# Aim of the exercise:
Search the material for the string "color", then return every line where it is found.

— start —

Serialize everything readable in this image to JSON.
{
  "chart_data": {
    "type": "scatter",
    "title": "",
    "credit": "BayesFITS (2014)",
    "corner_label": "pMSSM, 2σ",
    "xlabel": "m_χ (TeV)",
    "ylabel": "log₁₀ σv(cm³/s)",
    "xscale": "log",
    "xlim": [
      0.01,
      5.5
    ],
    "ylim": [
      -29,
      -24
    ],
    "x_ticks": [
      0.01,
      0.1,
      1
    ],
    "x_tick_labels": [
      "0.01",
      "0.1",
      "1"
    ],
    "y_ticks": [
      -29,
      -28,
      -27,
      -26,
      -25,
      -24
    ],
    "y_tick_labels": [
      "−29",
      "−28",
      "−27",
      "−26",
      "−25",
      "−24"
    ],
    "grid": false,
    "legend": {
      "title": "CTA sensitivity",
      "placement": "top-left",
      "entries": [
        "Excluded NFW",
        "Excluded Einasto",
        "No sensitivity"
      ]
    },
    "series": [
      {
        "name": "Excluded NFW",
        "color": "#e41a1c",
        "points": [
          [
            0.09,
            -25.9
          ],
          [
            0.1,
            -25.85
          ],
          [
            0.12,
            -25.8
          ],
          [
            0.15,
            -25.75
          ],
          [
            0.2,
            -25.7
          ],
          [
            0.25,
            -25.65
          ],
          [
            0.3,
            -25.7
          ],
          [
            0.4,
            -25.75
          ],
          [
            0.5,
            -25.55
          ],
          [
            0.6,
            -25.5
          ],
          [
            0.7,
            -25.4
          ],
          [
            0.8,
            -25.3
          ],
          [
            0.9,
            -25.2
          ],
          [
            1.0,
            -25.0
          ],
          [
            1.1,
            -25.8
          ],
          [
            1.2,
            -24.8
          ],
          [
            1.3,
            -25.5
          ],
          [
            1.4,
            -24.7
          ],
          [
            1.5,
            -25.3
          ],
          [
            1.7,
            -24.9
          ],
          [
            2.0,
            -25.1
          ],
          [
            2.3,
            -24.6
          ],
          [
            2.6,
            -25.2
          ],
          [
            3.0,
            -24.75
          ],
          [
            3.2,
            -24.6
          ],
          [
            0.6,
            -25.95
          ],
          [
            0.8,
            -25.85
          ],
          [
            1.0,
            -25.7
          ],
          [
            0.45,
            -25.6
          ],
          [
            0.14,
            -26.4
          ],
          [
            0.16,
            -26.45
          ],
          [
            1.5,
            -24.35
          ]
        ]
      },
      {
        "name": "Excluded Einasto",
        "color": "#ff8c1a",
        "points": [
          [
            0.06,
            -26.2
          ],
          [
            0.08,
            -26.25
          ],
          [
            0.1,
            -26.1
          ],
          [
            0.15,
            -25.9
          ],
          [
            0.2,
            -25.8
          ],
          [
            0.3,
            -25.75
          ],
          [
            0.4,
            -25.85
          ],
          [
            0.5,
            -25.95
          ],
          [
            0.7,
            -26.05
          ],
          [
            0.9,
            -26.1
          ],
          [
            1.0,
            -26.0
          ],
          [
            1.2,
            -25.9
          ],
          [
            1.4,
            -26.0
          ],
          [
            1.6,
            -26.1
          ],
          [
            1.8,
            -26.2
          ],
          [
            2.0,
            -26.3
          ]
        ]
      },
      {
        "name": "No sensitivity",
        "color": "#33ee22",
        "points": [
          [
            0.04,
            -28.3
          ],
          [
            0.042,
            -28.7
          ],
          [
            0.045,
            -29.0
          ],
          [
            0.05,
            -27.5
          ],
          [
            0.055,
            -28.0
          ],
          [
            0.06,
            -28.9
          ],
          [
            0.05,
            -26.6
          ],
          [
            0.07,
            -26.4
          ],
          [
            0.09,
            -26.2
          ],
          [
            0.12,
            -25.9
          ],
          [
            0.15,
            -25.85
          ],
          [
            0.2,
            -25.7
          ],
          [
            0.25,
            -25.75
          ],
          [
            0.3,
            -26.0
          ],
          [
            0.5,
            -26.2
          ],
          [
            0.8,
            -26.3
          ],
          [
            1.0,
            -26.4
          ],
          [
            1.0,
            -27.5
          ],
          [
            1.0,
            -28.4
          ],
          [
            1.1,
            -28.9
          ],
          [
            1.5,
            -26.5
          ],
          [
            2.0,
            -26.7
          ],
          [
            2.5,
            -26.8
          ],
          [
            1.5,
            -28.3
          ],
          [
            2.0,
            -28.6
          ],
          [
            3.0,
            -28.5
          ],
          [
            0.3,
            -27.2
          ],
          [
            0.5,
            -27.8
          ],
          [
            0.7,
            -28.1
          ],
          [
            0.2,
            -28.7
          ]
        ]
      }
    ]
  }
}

— end —

# Final answer:
        "color": "#e41a1c",
        "color": "#ff8c1a",
        "color": "#33ee22",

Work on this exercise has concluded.